• _Information given_

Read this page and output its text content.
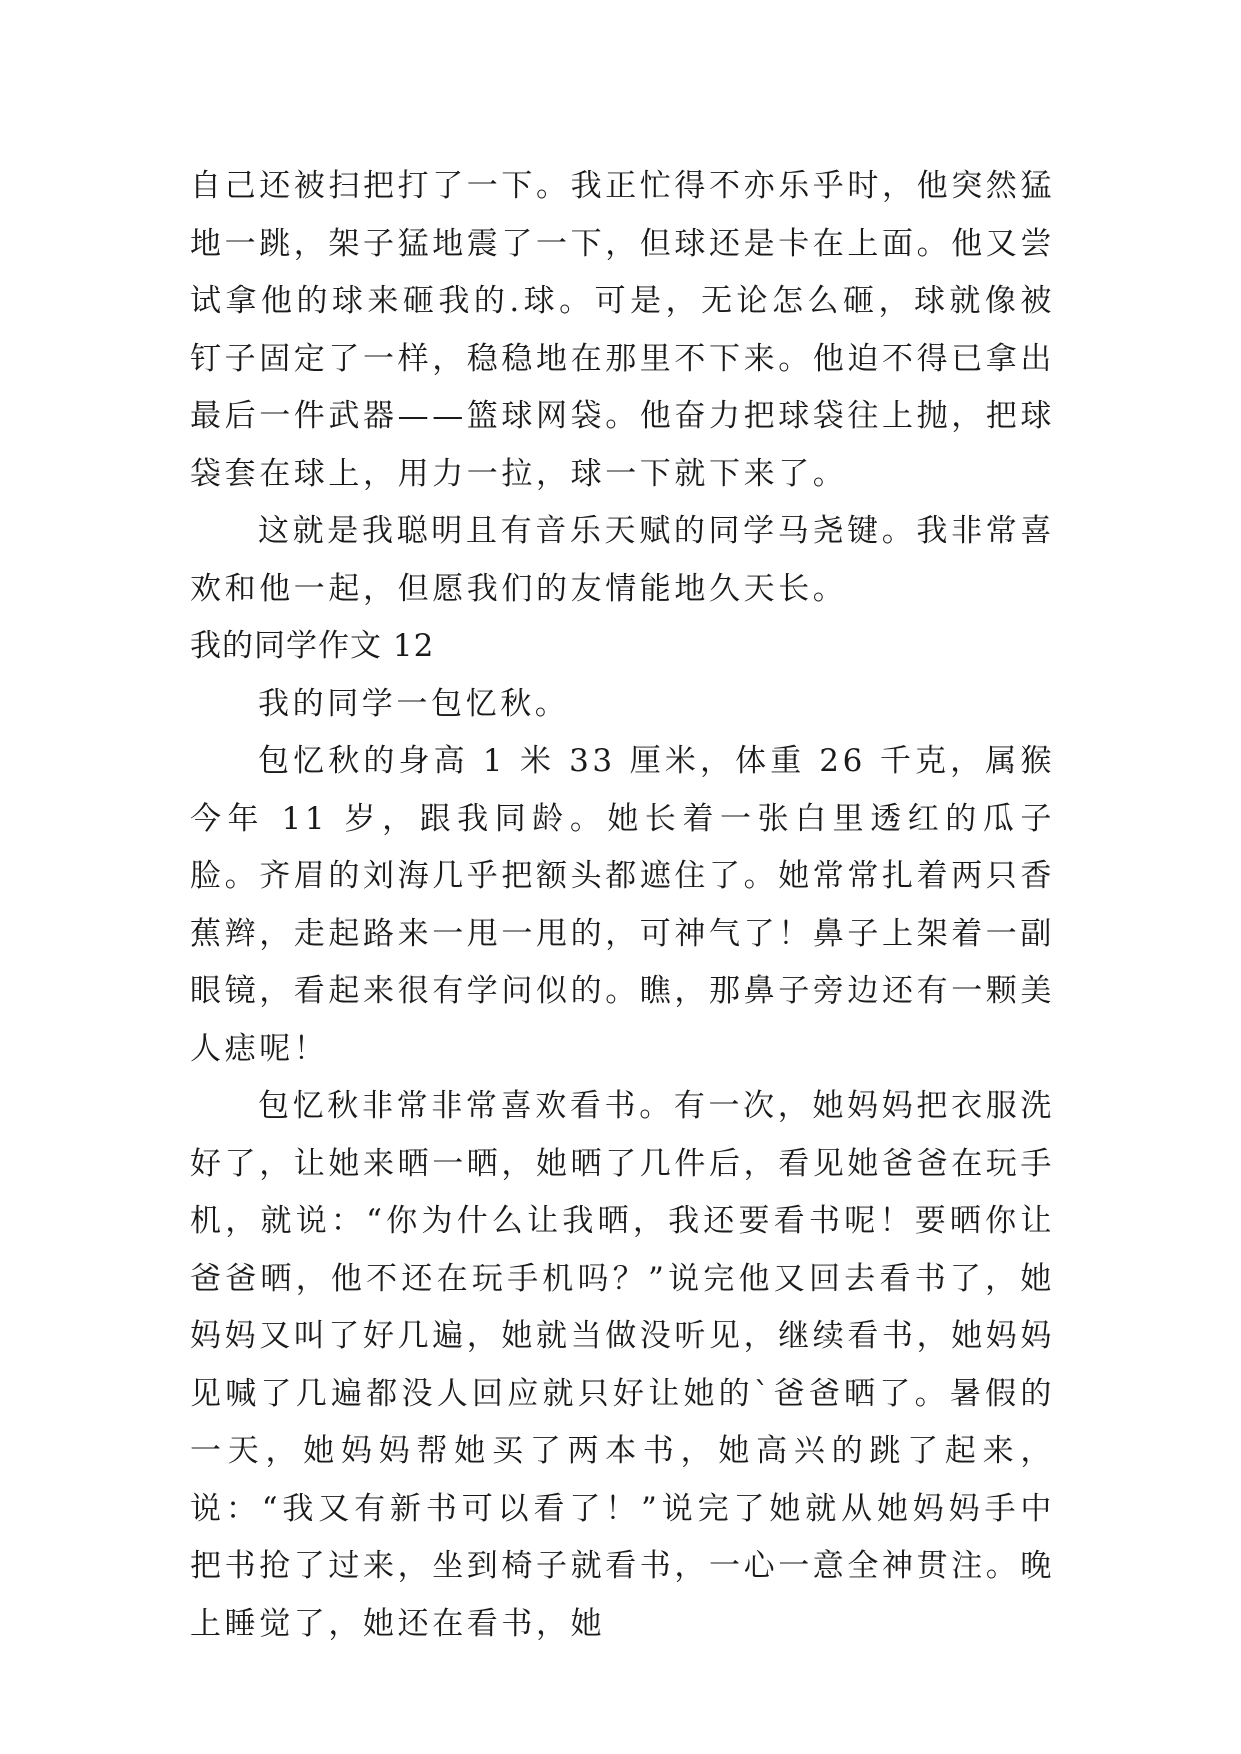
自己还被扫把打了一下。我正忙得不亦乐乎时，他突然猛地一跳，架子猛地震了一下，但球还是卡在上面。他又尝试拿他的球来砸我的.球。可是，无论怎么砸，球就像被钉子固定了一样，稳稳地在那里不下来。他迫不得已拿出最后一件武器——篮球网袋。他奋力把球袋往上抛，把球袋套在球上，用力一拉，球一下就下来了。

这就是我聪明且有音乐天赋的同学马尧键。我非常喜欢和他一起，但愿我们的友情能地久天长。

我的同学作文 12

我的同学一包忆秋。

包忆秋的身高 1 米 33 厘米，体重 26 千克，属猴今年 11 岁，跟我同龄。她长着一张白里透红的瓜子脸。齐眉的刘海几乎把额头都遮住了。她常常扎着两只香蕉辫，走起路来一甩一甩的，可神气了！鼻子上架着一副眼镜，看起来很有学问似的。瞧，那鼻子旁边还有一颗美人痣呢！

包忆秋非常非常喜欢看书。有一次，她妈妈把衣服洗好了，让她来晒一晒，她晒了几件后，看见她爸爸在玩手机，就说：“你为什么让我晒，我还要看书呢！要晒你让爸爸晒，他不还在玩手机吗？”说完他又回去看书了，她妈妈又叫了好几遍，她就当做没听见，继续看书，她妈妈见喊了几遍都没人回应就只好让她的`爸爸晒了。暑假的一天，她妈妈帮她买了两本书，她高兴的跳了起来，说：“我又有新书可以看了！”说完了她就从她妈妈手中把书抢了过来，坐到椅子就看书，一心一意全神贯注。晚上睡觉了，她还在看书，她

• _Required work_
Return each line from the material above exactly, but not the pictures.

• _Task result_
Read this page and output its text content.
自己还被扫把打了一下。我正忙得不亦乐乎时，他突然猛地一跳，架子猛地震了一下，但球还是卡在上面。他又尝试拿他的球来砸我的.球。可是，无论怎么砸，球就像被钉子固定了一样，稳稳地在那里不下来。他迫不得已拿出最后一件武器——篮球网袋。他奋力把球袋往上抛，把球袋套在球上，用力一拉，球一下就下来了。

这就是我聪明且有音乐天赋的同学马尧键。我非常喜欢和他一起，但愿我们的友情能地久天长。

我的同学作文 12

我的同学一包忆秋。

包忆秋的身高 1 米 33 厘米，体重 26 千克，属猴今年 11 岁，跟我同龄。她长着一张白里透红的瓜子脸。齐眉的刘海几乎把额头都遮住了。她常常扎着两只香蕉辫，走起路来一甩一甩的，可神气了！鼻子上架着一副眼镜，看起来很有学问似的。瞧，那鼻子旁边还有一颗美人痣呢！

包忆秋非常非常喜欢看书。有一次，她妈妈把衣服洗好了，让她来晒一晒，她晒了几件后，看见她爸爸在玩手机，就说：“你为什么让我晒，我还要看书呢！要晒你让爸爸晒，他不还在玩手机吗？”说完他又回去看书了，她妈妈又叫了好几遍，她就当做没听见，继续看书，她妈妈见喊了几遍都没人回应就只好让她的`爸爸晒了。暑假的一天，她妈妈帮她买了两本书，她高兴的跳了起来，说：“我又有新书可以看了！”说完了她就从她妈妈手中把书抢了过来，坐到椅子就看书，一心一意全神贯注。晚上睡觉了，她还在看书，她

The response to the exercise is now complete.